### What you will do
Wherever the word "BASKETBALL" appears in a line, extract that line.

### Source data
+---+

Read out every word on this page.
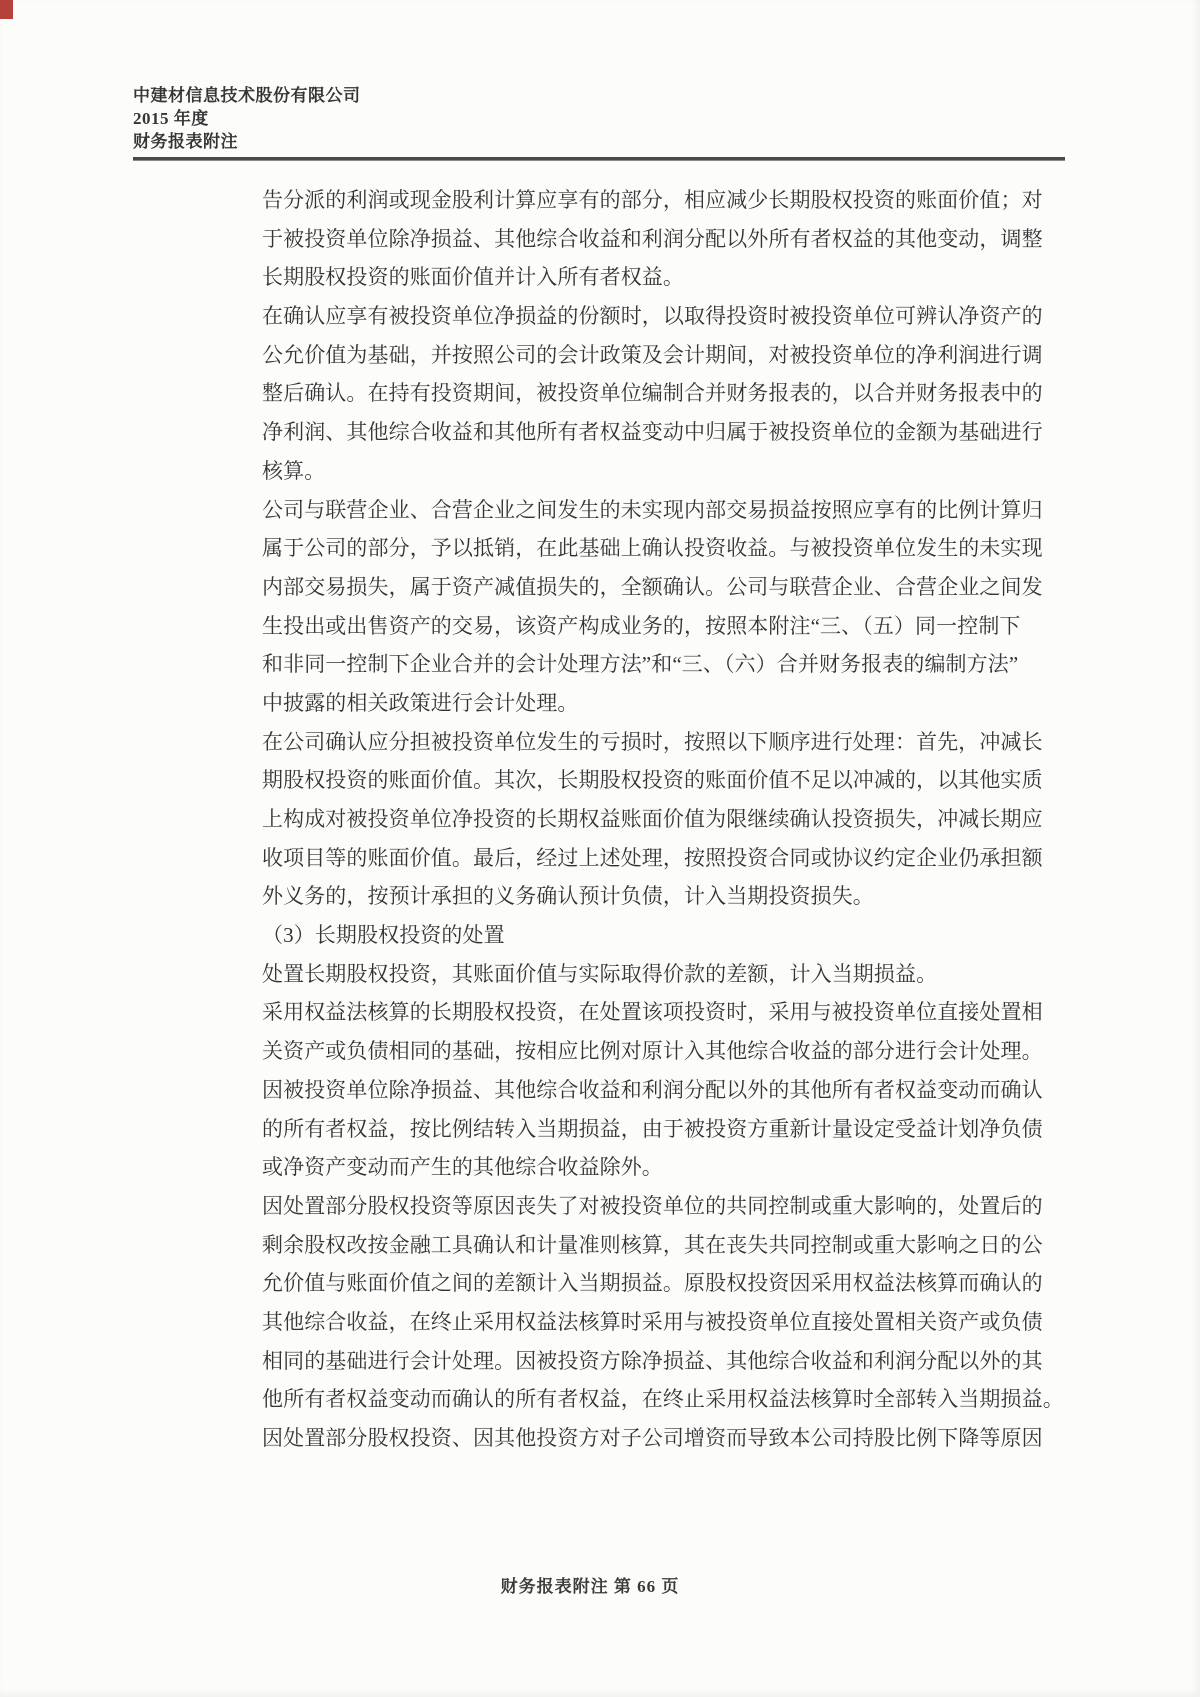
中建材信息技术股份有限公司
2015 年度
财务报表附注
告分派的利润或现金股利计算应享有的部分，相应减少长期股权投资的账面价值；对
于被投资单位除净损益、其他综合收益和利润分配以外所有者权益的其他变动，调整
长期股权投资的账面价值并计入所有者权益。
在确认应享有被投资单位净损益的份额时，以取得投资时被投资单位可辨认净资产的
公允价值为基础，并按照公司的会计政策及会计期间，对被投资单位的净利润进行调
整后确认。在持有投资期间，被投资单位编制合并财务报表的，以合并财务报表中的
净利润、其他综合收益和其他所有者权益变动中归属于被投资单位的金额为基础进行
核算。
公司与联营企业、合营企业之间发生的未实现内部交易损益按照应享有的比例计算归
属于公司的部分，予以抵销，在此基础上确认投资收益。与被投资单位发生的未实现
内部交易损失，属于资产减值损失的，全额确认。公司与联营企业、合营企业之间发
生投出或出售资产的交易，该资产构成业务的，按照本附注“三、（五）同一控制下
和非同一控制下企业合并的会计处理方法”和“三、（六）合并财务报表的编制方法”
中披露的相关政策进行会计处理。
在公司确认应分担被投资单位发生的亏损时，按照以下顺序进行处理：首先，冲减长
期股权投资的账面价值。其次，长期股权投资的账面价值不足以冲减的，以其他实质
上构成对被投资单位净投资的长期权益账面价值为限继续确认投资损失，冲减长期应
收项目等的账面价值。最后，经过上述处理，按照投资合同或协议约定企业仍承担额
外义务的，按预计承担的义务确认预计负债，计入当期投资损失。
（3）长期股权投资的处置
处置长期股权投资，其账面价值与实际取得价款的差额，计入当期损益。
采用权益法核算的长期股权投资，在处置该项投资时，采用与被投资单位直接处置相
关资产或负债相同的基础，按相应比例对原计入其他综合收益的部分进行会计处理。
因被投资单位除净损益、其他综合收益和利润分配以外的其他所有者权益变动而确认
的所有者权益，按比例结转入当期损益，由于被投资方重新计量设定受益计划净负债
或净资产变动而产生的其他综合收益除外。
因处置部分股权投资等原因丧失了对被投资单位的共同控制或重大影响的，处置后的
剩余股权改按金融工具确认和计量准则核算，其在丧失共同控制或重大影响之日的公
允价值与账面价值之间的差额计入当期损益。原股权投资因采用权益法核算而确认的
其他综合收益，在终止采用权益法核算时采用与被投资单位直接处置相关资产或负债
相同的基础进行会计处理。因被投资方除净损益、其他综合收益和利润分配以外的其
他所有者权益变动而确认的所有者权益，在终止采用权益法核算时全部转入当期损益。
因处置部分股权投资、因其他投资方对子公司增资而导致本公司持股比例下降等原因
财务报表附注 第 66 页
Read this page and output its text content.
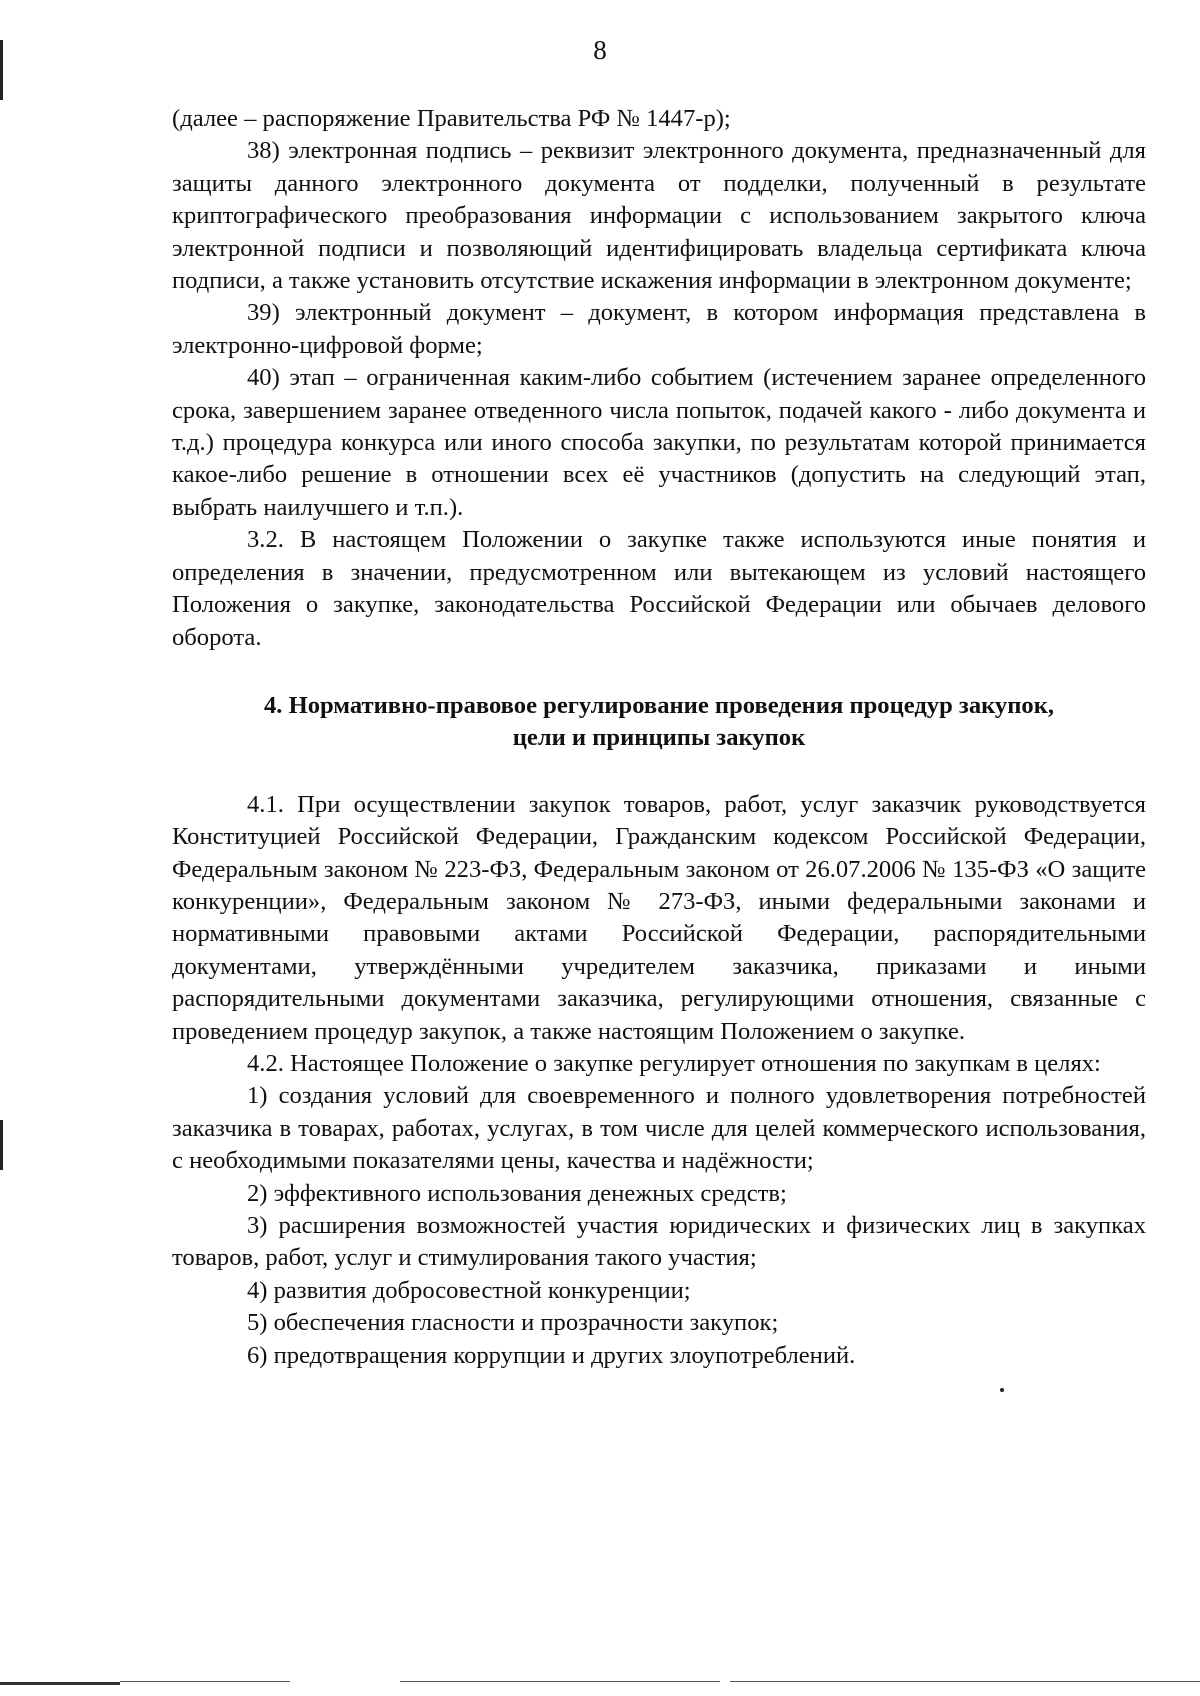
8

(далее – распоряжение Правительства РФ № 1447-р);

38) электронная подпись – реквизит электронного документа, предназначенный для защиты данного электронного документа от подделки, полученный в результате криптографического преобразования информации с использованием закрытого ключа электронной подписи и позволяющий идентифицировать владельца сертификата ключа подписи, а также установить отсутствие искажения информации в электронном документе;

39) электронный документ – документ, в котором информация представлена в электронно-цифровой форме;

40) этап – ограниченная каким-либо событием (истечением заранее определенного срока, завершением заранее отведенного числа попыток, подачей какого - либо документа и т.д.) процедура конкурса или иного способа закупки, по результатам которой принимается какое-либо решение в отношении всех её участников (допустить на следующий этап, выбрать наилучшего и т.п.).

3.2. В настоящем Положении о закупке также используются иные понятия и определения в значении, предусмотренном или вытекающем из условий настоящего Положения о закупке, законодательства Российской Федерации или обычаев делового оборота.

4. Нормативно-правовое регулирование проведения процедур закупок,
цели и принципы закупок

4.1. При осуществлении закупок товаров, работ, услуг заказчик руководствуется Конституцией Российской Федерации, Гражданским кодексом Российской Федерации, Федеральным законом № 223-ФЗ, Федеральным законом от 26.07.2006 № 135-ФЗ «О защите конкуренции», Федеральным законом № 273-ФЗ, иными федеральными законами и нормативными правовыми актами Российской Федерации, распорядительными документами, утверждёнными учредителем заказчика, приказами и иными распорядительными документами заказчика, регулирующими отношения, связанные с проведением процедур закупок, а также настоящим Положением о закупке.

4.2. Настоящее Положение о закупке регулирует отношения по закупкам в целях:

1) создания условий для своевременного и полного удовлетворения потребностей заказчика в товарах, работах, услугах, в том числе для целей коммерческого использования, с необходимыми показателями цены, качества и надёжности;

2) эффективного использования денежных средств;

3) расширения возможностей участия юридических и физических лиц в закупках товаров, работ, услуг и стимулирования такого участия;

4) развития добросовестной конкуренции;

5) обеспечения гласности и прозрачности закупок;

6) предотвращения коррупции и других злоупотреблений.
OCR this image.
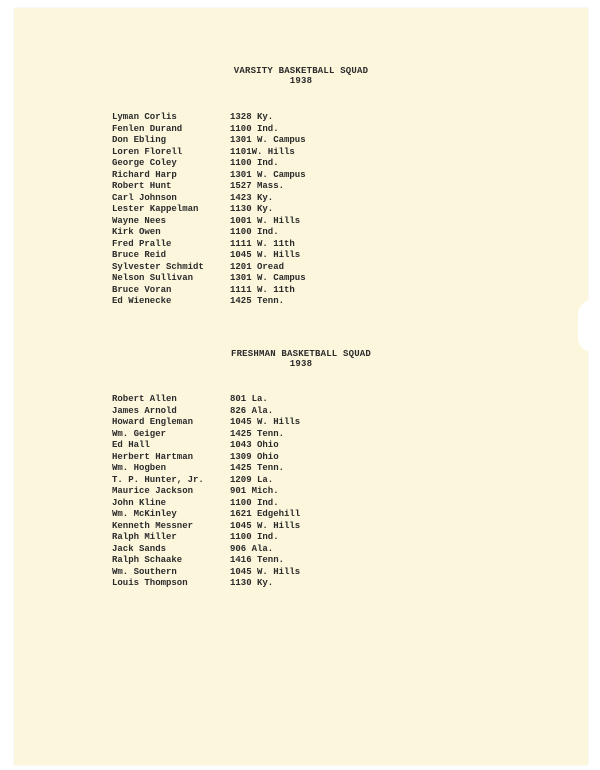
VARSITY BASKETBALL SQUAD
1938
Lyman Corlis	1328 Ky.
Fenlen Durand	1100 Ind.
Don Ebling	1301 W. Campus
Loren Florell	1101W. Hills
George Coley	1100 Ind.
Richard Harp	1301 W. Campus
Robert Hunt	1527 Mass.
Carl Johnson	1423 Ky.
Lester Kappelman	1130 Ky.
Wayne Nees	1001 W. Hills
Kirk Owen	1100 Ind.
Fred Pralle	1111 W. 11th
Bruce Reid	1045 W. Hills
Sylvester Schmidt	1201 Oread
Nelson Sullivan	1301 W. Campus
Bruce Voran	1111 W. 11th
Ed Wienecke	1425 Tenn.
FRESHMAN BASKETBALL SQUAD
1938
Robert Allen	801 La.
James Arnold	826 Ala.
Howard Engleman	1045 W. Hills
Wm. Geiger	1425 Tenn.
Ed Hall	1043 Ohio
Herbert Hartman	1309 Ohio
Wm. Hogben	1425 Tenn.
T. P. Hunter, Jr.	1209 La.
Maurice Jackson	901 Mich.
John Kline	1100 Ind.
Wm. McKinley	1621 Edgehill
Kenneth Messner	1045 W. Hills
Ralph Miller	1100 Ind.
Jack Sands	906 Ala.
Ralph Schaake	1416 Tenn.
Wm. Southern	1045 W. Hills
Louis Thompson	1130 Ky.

+---+

### Solution
VARSITY BASKETBALL SQUAD
FRESHMAN BASKETBALL SQUAD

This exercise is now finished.